• [Stored items from a collection]
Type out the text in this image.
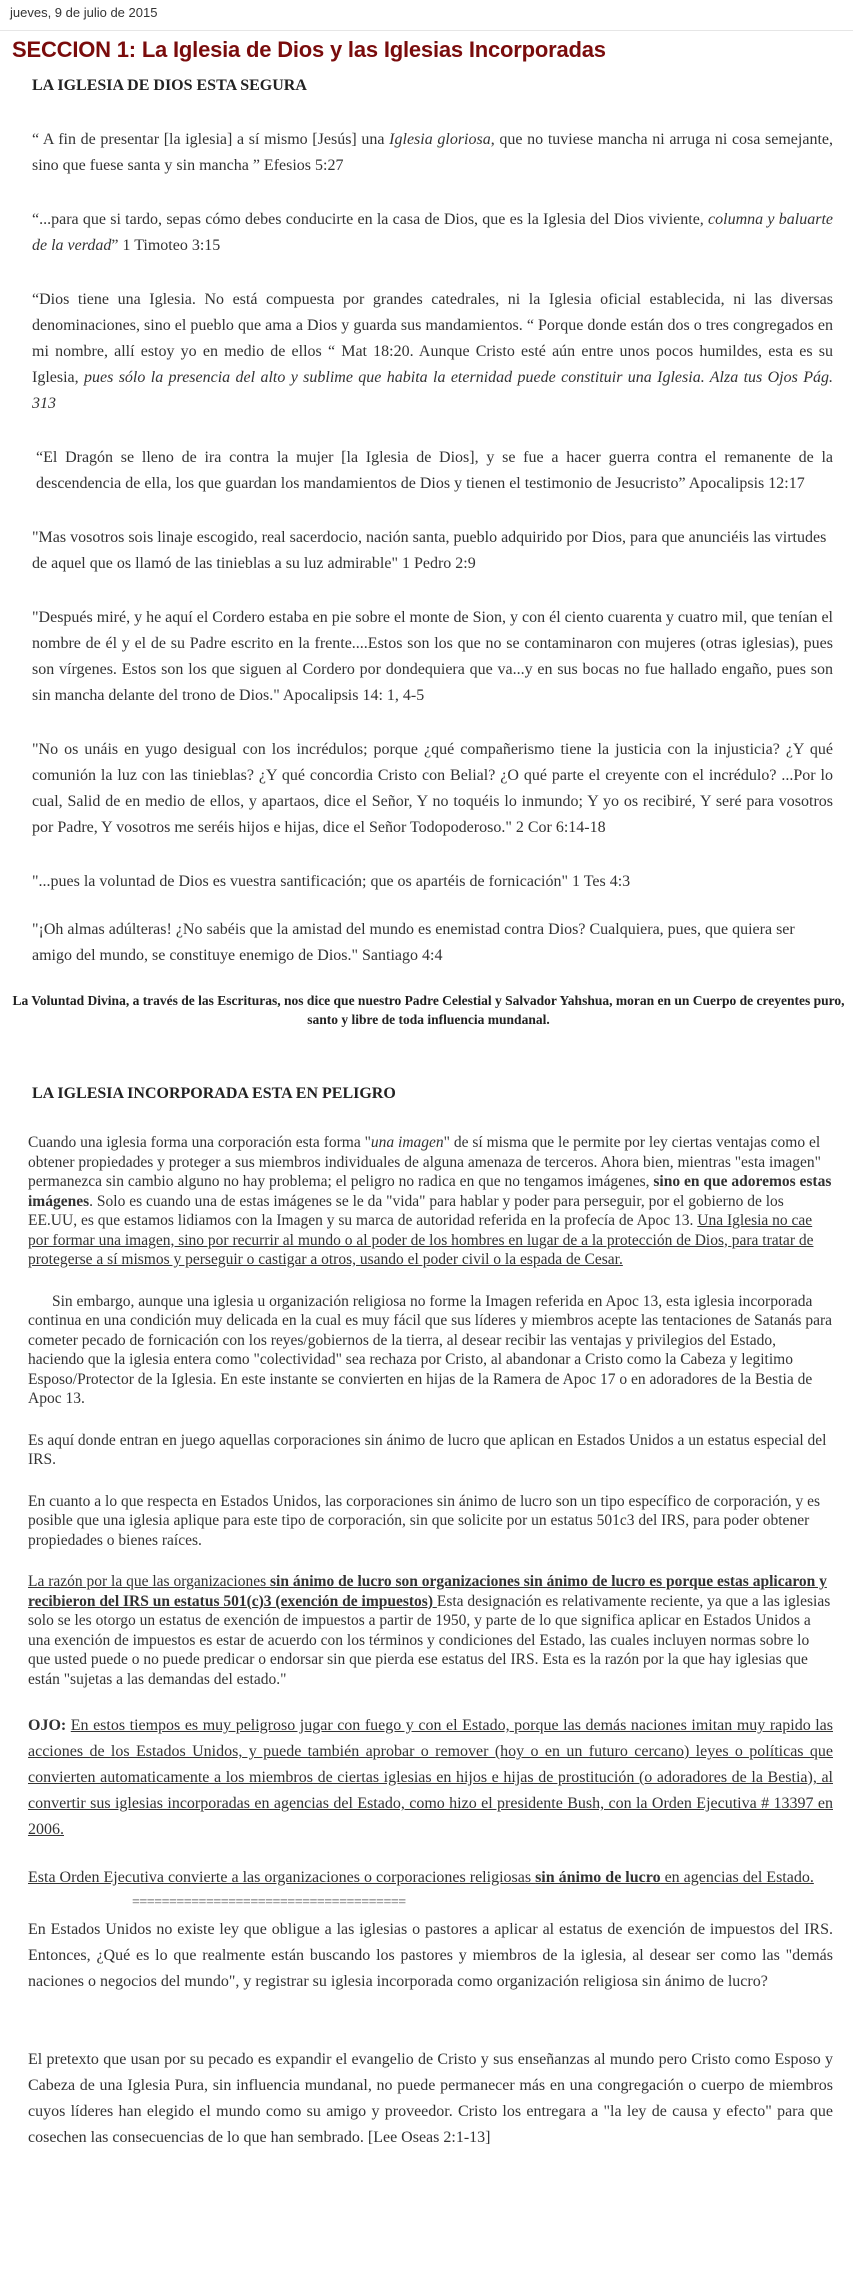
jueves, 9 de julio de 2015
SECCION 1: La Iglesia de Dios y las Iglesias Incorporadas
LA IGLESIA DE DIOS ESTA SEGURA

“ A fin de presentar [la iglesia] a sí mismo [Jesús] una Iglesia gloriosa, que no tuviese mancha ni arruga ni cosa semejante, sino que fuese santa y sin mancha ” Efesios 5:27

“...para que si tardo, sepas cómo debes conducirte en la casa de Dios, que es la Iglesia del Dios viviente, columna y baluarte de la verdad” 1 Timoteo 3:15

“Dios tiene una Iglesia. No está compuesta por grandes catedrales, ni la Iglesia oficial establecida, ni las diversas denominaciones, sino el pueblo que ama a Dios y guarda sus mandamientos. “ Porque donde están dos o tres congregados en mi nombre, allí estoy yo en medio de ellos “ Mat 18:20. Aunque Cristo esté aún entre unos pocos humildes, esta es su Iglesia, pues sólo la presencia del alto y sublime que habita la eternidad puede constituir una Iglesia. Alza tus Ojos Pág. 313

“El Dragón se lleno de ira contra la mujer [la Iglesia de Dios], y se fue a hacer guerra contra el remanente de la descendencia de ella, los que guardan los mandamientos de Dios y tienen el testimonio de Jesucristo” Apocalipsis 12:17

"Mas vosotros sois linaje escogido, real sacerdocio, nación santa, pueblo adquirido por Dios, para que anunciéis las virtudes de aquel que os llamó de las tinieblas a su luz admirable" 1 Pedro 2:9

"Después miré, y he aquí el Cordero estaba en pie sobre el monte de Sion, y con él ciento cuarenta y cuatro mil, que tenían el nombre de él y el de su Padre escrito en la frente....Estos son los que no se contaminaron con mujeres (otras iglesias), pues son vírgenes. Estos son los que siguen al Cordero por dondequiera que va...y en sus bocas no fue hallado engaño, pues son sin mancha delante del trono de Dios." Apocalipsis 14: 1, 4-5

"No os unáis en yugo desigual con los incrédulos; porque ¿qué compañerismo tiene la justicia con la injusticia? ¿Y qué comunión la luz con las tinieblas? ¿Y qué concordia Cristo con Belial? ¿O qué parte el creyente con el incrédulo? ...Por lo cual, Salid de en medio de ellos, y apartaos, dice el Señor, Y no toquéis lo inmundo; Y yo os recibiré, Y seré para vosotros por Padre, Y vosotros me seréis hijos e hijas, dice el Señor Todopoderoso." 2 Cor 6:14-18

"...pues la voluntad de Dios es vuestra santificación; que os apartéis de fornicación" 1 Tes 4:3

"¡Oh almas adúlteras! ¿No sabéis que la amistad del mundo es enemistad contra Dios? Cualquiera, pues, que quiera ser amigo del mundo, se constituye enemigo de Dios." Santiago 4:4

La Voluntad Divina, a través de las Escrituras, nos dice que nuestro Padre Celestial y Salvador Yahshua, moran en un Cuerpo de creyentes puro, santo y libre de toda influencia mundanal.

LA IGLESIA INCORPORADA ESTA EN PELIGRO

Cuando una iglesia forma una corporación esta forma "una imagen" de sí misma que le permite por ley ciertas ventajas como el obtener propiedades y proteger a sus miembros individuales de alguna amenaza de terceros. Ahora bien, mientras "esta imagen" permanezca sin cambio alguno no hay problema; el peligro no radica en que no tengamos imágenes, sino en que adoremos estas imágenes. Solo es cuando una de estas imágenes se le da "vida" para hablar y poder para perseguir, por el gobierno de los EE.UU, es que estamos lidiamos con la Imagen y su marca de autoridad referida en la profecía de Apoc 13. Una Iglesia no cae por formar una imagen, sino por recurrir al mundo o al poder de los hombres en lugar de a la protección de Dios, para tratar de protegerse a sí mismos y perseguir o castigar a otros, usando el poder civil o la espada de Cesar.

Sin embargo, aunque una iglesia u organización religiosa no forme la Imagen referida en Apoc 13, esta iglesia incorporada continua en una condición muy delicada en la cual es muy fácil que sus líderes y miembros acepte las tentaciones de Satanás para cometer pecado de fornicación con los reyes/gobiernos de la tierra, al desear recibir las ventajas y privilegios del Estado, haciendo que la iglesia entera como "colectividad" sea rechaza por Cristo, al abandonar a Cristo como la Cabeza y legitimo Esposo/Protector de la Iglesia. En este instante se convierten en hijas de la Ramera de Apoc 17 o en adoradores de la Bestia de Apoc 13.

Es aquí donde entran en juego aquellas corporaciones sin ánimo de lucro que aplican en Estados Unidos a un estatus especial del IRS.

En cuanto a lo que respecta en Estados Unidos, las corporaciones sin ánimo de lucro son un tipo específico de corporación, y es posible que una iglesia aplique para este tipo de corporación, sin que solicite por un estatus 501c3 del IRS, para poder obtener propiedades o bienes raíces.

La razón por la que las organizaciones sin ánimo de lucro son organizaciones sin ánimo de lucro es porque estas aplicaron y recibieron del IRS un estatus 501(c)3 (exención de impuestos) Esta designación es relativamente reciente, ya que a las iglesias solo se les otorgo un estatus de exención de impuestos a partir de 1950, y parte de lo que significa aplicar en Estados Unidos a una exención de impuestos es estar de acuerdo con los términos y condiciones del Estado, las cuales incluyen normas sobre lo que usted puede o no puede predicar o endorsar sin que pierda ese estatus del IRS. Esta es la razón por la que hay iglesias que están "sujetas a las demandas del estado."

OJO: En estos tiempos es muy peligroso jugar con fuego y con el Estado, porque las demás naciones imitan muy rapido las acciones de los Estados Unidos, y puede también aprobar o remover (hoy o en un futuro cercano) leyes o políticas que convierten automaticamente a los miembros de ciertas iglesias en hijos e hijas de prostitución (o adoradores de la Bestia), al convertir sus iglesias incorporadas en agencias del Estado, como hizo el presidente Bush, con la Orden Ejecutiva # 13397 en 2006.

Esta Orden Ejecutiva convierte a las organizaciones o corporaciones religiosas sin ánimo de lucro en agencias del Estado.

=====================================

En Estados Unidos no existe ley que obligue a las iglesias o pastores a aplicar al estatus de exención de impuestos del IRS. Entonces, ¿Qué es lo que realmente están buscando los pastores y miembros de la iglesia, al desear ser como las "demás naciones o negocios del mundo", y registrar su iglesia incorporada como organización religiosa sin ánimo de lucro?

El pretexto que usan por su pecado es expandir el evangelio de Cristo y sus enseñanzas al mundo pero Cristo como Esposo y Cabeza de una Iglesia Pura, sin influencia mundanal, no puede permanecer más en una congregación o cuerpo de miembros cuyos líderes han elegido el mundo como su amigo y proveedor. Cristo los entregara a "la ley de causa y efecto" para que cosechen las consecuencias de lo que han sembrado. [Lee Oseas 2:1-13]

• [What the exercise asks] Your copy should hold every entry exactly as written, but none of the pictures.

• [Problem solution]
Type out the text in this image.
jueves, 9 de julio de 2015
SECCION 1: La Iglesia de Dios y las Iglesias Incorporadas
LA IGLESIA DE DIOS ESTA SEGURA

“ A fin de presentar [la iglesia] a sí mismo [Jesús] una Iglesia gloriosa, que no tuviese mancha ni arruga ni cosa semejante, sino que fuese santa y sin mancha ” Efesios 5:27

“...para que si tardo, sepas cómo debes conducirte en la casa de Dios, que es la Iglesia del Dios viviente, columna y baluarte de la verdad” 1 Timoteo 3:15

“Dios tiene una Iglesia. No está compuesta por grandes catedrales, ni la Iglesia oficial establecida, ni las diversas denominaciones, sino el pueblo que ama a Dios y guarda sus mandamientos. “ Porque donde están dos o tres congregados en mi nombre, allí estoy yo en medio de ellos “ Mat 18:20. Aunque Cristo esté aún entre unos pocos humildes, esta es su Iglesia, pues sólo la presencia del alto y sublime que habita la eternidad puede constituir una Iglesia. Alza tus Ojos Pág. 313

“El Dragón se lleno de ira contra la mujer [la Iglesia de Dios], y se fue a hacer guerra contra el remanente de la descendencia de ella, los que guardan los mandamientos de Dios y tienen el testimonio de Jesucristo” Apocalipsis 12:17

"Mas vosotros sois linaje escogido, real sacerdocio, nación santa, pueblo adquirido por Dios, para que anunciéis las virtudes de aquel que os llamó de las tinieblas a su luz admirable" 1 Pedro 2:9

"Después miré, y he aquí el Cordero estaba en pie sobre el monte de Sion, y con él ciento cuarenta y cuatro mil, que tenían el nombre de él y el de su Padre escrito en la frente....Estos son los que no se contaminaron con mujeres (otras iglesias), pues son vírgenes. Estos son los que siguen al Cordero por dondequiera que va...y en sus bocas no fue hallado engaño, pues son sin mancha delante del trono de Dios." Apocalipsis 14: 1, 4-5

"No os unáis en yugo desigual con los incrédulos; porque ¿qué compañerismo tiene la justicia con la injusticia? ¿Y qué comunión la luz con las tinieblas? ¿Y qué concordia Cristo con Belial? ¿O qué parte el creyente con el incrédulo? ...Por lo cual, Salid de en medio de ellos, y apartaos, dice el Señor, Y no toquéis lo inmundo; Y yo os recibiré, Y seré para vosotros por Padre, Y vosotros me seréis hijos e hijas, dice el Señor Todopoderoso." 2 Cor 6:14-18

"...pues la voluntad de Dios es vuestra santificación; que os apartéis de fornicación" 1 Tes 4:3

"¡Oh almas adúlteras! ¿No sabéis que la amistad del mundo es enemistad contra Dios? Cualquiera, pues, que quiera ser amigo del mundo, se constituye enemigo de Dios." Santiago 4:4

La Voluntad Divina, a través de las Escrituras, nos dice que nuestro Padre Celestial y Salvador Yahshua, moran en un Cuerpo de creyentes puro, santo y libre de toda influencia mundanal.

LA IGLESIA INCORPORADA ESTA EN PELIGRO

Cuando una iglesia forma una corporación esta forma "una imagen" de sí misma que le permite por ley ciertas ventajas como el obtener propiedades y proteger a sus miembros individuales de alguna amenaza de terceros. Ahora bien, mientras "esta imagen" permanezca sin cambio alguno no hay problema; el peligro no radica en que no tengamos imágenes, sino en que adoremos estas imágenes. Solo es cuando una de estas imágenes se le da "vida" para hablar y poder para perseguir, por el gobierno de los EE.UU, es que estamos lidiamos con la Imagen y su marca de autoridad referida en la profecía de Apoc 13. Una Iglesia no cae por formar una imagen, sino por recurrir al mundo o al poder de los hombres en lugar de a la protección de Dios, para tratar de protegerse a sí mismos y perseguir o castigar a otros, usando el poder civil o la espada de Cesar.

Sin embargo, aunque una iglesia u organización religiosa no forme la Imagen referida en Apoc 13, esta iglesia incorporada continua en una condición muy delicada en la cual es muy fácil que sus líderes y miembros acepte las tentaciones de Satanás para cometer pecado de fornicación con los reyes/gobiernos de la tierra, al desear recibir las ventajas y privilegios del Estado, haciendo que la iglesia entera como "colectividad" sea rechaza por Cristo, al abandonar a Cristo como la Cabeza y legitimo Esposo/Protector de la Iglesia. En este instante se convierten en hijas de la Ramera de Apoc 17 o en adoradores de la Bestia de Apoc 13.

Es aquí donde entran en juego aquellas corporaciones sin ánimo de lucro que aplican en Estados Unidos a un estatus especial del IRS.

En cuanto a lo que respecta en Estados Unidos, las corporaciones sin ánimo de lucro son un tipo específico de corporación, y es posible que una iglesia aplique para este tipo de corporación, sin que solicite por un estatus 501c3 del IRS, para poder obtener propiedades o bienes raíces.

La razón por la que las organizaciones sin ánimo de lucro son organizaciones sin ánimo de lucro es porque estas aplicaron y recibieron del IRS un estatus 501(c)3 (exención de impuestos) Esta designación es relativamente reciente, ya que a las iglesias solo se les otorgo un estatus de exención de impuestos a partir de 1950, y parte de lo que significa aplicar en Estados Unidos a una exención de impuestos es estar de acuerdo con los términos y condiciones del Estado, las cuales incluyen normas sobre lo que usted puede o no puede predicar o endorsar sin que pierda ese estatus del IRS. Esta es la razón por la que hay iglesias que están "sujetas a las demandas del estado."

OJO: En estos tiempos es muy peligroso jugar con fuego y con el Estado, porque las demás naciones imitan muy rapido las acciones de los Estados Unidos, y puede también aprobar o remover (hoy o en un futuro cercano) leyes o políticas que convierten automaticamente a los miembros de ciertas iglesias en hijos e hijas de prostitución (o adoradores de la Bestia), al convertir sus iglesias incorporadas en agencias del Estado, como hizo el presidente Bush, con la Orden Ejecutiva # 13397 en 2006.

Esta Orden Ejecutiva convierte a las organizaciones o corporaciones religiosas sin ánimo de lucro en agencias del Estado.

=====================================

En Estados Unidos no existe ley que obligue a las iglesias o pastores a aplicar al estatus de exención de impuestos del IRS. Entonces, ¿Qué es lo que realmente están buscando los pastores y miembros de la iglesia, al desear ser como las "demás naciones o negocios del mundo", y registrar su iglesia incorporada como organización religiosa sin ánimo de lucro?

El pretexto que usan por su pecado es expandir el evangelio de Cristo y sus enseñanzas al mundo pero Cristo como Esposo y Cabeza de una Iglesia Pura, sin influencia mundanal, no puede permanecer más en una congregación o cuerpo de miembros cuyos líderes han elegido el mundo como su amigo y proveedor. Cristo los entregara a "la ley de causa y efecto" para que cosechen las consecuencias de lo que han sembrado. [Lee Oseas 2:1-13]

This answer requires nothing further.